■ **TASK DIRECTIONS**: Lift out each line of the data that holds "법인번호".

►

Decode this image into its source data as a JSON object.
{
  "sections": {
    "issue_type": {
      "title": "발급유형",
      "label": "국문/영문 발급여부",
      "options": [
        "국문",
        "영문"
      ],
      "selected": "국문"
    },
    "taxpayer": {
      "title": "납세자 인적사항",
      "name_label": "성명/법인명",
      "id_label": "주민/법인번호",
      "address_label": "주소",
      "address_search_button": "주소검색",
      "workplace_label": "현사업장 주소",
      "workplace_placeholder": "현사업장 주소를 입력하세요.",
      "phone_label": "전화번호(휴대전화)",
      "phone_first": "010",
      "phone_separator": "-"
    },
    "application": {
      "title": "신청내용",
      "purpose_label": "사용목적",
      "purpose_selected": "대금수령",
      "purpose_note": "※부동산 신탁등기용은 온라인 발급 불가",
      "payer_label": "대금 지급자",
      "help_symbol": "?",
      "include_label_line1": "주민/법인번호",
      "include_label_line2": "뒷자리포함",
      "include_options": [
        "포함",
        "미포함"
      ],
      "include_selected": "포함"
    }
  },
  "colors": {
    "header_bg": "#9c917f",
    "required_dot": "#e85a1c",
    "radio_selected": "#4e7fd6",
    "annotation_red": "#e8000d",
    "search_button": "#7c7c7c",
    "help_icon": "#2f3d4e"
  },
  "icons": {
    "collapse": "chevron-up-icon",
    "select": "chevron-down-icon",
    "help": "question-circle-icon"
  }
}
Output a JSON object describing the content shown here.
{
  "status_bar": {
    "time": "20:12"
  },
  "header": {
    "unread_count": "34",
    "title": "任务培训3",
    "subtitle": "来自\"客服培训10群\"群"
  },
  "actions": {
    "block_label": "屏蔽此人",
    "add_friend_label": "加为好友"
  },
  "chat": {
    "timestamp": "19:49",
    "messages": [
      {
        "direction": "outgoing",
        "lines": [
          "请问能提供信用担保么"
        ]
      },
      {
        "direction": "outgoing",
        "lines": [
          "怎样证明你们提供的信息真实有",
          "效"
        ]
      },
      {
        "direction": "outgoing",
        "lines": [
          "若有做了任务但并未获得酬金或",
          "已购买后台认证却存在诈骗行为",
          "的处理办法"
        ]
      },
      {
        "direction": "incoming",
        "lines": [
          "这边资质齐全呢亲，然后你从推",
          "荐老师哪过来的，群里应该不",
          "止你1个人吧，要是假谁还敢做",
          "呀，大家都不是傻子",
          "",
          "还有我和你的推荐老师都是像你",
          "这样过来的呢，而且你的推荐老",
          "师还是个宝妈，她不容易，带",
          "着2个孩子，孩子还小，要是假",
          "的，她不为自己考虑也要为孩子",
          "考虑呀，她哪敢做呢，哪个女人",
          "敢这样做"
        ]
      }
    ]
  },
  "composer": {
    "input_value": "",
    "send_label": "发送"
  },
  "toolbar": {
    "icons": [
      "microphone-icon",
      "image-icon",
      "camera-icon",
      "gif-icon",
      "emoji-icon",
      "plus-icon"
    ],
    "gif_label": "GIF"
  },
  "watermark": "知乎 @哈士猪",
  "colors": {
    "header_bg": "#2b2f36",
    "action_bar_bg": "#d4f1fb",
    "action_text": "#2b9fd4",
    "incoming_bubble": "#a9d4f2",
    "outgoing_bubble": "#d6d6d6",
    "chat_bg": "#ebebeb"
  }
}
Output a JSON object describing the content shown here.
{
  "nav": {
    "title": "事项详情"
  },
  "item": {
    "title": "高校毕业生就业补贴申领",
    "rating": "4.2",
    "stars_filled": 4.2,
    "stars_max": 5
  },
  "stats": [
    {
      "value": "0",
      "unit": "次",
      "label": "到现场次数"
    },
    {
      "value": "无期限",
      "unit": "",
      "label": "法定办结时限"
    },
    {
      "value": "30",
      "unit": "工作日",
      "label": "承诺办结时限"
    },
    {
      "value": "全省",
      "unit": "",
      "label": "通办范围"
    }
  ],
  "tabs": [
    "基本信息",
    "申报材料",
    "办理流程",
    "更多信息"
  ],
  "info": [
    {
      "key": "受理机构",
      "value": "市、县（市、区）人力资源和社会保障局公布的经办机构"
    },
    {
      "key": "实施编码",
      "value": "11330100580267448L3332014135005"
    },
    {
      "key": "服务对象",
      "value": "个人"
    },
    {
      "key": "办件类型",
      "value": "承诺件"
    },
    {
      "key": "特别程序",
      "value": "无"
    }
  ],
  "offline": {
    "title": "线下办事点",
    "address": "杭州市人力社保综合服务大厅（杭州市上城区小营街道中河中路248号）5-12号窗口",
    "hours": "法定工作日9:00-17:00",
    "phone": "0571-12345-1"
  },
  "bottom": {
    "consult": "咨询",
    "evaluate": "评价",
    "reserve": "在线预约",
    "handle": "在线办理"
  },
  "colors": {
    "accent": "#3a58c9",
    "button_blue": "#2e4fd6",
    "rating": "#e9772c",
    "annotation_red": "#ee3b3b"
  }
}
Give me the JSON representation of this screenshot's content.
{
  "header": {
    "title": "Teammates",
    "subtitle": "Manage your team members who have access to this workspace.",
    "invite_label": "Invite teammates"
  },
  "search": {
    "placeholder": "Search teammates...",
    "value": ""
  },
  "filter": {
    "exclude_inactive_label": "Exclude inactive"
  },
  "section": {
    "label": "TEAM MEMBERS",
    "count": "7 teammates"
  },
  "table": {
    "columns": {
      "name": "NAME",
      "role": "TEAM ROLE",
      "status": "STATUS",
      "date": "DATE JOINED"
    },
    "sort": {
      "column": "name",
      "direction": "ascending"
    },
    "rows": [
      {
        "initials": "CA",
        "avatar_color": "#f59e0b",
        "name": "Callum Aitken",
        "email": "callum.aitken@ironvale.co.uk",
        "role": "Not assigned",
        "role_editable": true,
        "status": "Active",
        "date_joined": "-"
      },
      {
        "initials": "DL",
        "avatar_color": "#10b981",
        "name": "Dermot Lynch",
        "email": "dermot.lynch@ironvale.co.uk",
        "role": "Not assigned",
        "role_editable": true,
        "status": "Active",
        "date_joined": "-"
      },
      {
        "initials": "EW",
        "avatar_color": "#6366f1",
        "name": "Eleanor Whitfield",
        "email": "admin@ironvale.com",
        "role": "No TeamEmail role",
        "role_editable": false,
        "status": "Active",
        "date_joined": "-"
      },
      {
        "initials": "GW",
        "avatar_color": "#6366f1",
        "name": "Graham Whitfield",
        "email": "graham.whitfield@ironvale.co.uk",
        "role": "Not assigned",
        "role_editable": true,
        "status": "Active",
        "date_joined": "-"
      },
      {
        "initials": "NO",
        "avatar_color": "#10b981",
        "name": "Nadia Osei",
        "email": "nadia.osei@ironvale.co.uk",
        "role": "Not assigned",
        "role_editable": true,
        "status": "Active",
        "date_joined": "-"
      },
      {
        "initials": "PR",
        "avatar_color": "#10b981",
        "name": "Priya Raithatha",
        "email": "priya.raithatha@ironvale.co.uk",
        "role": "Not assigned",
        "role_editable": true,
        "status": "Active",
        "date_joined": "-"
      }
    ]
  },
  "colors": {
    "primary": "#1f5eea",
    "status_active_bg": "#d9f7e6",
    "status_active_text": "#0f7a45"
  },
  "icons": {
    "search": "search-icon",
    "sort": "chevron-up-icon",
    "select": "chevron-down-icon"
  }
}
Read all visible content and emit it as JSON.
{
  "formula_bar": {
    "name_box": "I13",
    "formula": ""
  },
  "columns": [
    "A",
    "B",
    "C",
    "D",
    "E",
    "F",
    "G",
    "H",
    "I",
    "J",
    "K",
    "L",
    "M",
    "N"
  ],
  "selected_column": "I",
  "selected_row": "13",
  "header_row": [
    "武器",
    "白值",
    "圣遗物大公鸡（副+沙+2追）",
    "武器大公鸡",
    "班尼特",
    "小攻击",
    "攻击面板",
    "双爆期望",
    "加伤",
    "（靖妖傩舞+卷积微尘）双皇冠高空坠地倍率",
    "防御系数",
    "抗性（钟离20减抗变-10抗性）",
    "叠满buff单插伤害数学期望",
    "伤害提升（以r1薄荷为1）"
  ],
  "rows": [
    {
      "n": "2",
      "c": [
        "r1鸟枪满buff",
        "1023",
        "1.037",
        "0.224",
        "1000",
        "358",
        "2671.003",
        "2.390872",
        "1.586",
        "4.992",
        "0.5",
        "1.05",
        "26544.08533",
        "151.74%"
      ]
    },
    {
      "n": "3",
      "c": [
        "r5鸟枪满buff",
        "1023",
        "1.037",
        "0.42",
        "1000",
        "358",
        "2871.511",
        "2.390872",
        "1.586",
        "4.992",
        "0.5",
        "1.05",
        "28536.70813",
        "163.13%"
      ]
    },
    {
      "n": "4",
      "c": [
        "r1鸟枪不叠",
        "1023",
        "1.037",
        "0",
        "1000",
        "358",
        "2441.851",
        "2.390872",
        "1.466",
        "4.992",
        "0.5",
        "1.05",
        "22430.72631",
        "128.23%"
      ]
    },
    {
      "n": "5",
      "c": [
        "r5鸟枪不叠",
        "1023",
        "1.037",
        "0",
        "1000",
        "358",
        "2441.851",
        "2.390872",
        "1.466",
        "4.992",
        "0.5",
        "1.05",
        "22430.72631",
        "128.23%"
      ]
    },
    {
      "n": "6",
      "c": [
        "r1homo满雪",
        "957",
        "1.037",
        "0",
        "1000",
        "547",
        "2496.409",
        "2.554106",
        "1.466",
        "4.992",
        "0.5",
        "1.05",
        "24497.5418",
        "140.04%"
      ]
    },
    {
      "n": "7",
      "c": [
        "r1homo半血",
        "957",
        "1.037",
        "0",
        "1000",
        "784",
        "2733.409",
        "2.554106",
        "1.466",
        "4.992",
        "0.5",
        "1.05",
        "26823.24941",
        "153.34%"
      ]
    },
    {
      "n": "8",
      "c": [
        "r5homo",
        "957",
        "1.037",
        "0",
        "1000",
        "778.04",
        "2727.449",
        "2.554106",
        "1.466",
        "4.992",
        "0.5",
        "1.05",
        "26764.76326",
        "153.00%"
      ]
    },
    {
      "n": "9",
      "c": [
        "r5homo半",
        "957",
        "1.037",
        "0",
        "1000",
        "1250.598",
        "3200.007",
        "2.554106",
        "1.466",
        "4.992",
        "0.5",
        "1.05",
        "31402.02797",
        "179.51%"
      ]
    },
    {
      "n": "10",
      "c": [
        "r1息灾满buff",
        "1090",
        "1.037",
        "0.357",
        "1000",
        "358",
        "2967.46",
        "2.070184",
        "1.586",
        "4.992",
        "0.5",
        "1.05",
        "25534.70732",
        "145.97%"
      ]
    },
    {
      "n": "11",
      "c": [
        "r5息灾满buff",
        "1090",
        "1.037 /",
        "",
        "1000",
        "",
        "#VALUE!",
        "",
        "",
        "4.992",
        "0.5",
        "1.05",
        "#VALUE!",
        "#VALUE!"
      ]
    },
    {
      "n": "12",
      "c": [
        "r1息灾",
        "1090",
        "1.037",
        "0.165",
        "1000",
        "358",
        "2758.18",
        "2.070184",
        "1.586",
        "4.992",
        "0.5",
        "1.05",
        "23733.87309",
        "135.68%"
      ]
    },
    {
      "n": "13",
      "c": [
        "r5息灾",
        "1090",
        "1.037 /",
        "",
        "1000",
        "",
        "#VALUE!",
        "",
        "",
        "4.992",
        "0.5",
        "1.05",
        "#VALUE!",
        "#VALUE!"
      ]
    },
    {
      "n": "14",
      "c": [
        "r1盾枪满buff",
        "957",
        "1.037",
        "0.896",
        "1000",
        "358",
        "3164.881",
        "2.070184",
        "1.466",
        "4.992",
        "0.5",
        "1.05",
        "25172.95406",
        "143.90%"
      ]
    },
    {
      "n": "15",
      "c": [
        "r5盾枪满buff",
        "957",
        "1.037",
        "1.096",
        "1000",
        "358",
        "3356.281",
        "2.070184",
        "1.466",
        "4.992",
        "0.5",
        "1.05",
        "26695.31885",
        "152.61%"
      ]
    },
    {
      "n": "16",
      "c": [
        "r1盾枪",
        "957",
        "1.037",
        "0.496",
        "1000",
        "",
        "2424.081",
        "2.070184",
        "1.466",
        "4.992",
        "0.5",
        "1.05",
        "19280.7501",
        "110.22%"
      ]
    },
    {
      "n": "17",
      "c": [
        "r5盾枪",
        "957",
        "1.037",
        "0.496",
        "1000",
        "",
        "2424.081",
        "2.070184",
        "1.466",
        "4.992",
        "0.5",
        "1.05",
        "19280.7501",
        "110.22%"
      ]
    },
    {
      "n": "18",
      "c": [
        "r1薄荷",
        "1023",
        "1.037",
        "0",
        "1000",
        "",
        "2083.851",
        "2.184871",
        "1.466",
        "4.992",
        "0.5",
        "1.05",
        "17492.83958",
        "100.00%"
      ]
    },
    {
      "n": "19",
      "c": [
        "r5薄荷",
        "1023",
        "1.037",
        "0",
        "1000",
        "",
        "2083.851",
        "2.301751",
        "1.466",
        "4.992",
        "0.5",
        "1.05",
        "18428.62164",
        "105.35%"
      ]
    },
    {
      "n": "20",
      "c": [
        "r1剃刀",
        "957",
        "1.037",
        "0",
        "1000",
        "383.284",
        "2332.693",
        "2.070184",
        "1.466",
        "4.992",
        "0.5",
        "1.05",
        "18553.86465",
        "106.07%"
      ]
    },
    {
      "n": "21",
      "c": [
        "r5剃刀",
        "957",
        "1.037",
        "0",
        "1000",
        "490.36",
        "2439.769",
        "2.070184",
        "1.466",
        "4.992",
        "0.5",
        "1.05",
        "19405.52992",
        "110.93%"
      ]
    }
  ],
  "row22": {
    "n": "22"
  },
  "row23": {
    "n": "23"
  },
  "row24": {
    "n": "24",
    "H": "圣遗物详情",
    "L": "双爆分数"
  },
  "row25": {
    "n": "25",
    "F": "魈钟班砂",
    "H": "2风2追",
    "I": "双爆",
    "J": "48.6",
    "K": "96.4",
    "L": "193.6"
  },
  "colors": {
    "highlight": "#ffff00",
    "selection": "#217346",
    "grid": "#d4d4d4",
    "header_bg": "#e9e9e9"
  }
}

◄

■ **THE ANSWER**:
      "id_label": "주민/법인번호",
      "include_label_line1": "주민/법인번호",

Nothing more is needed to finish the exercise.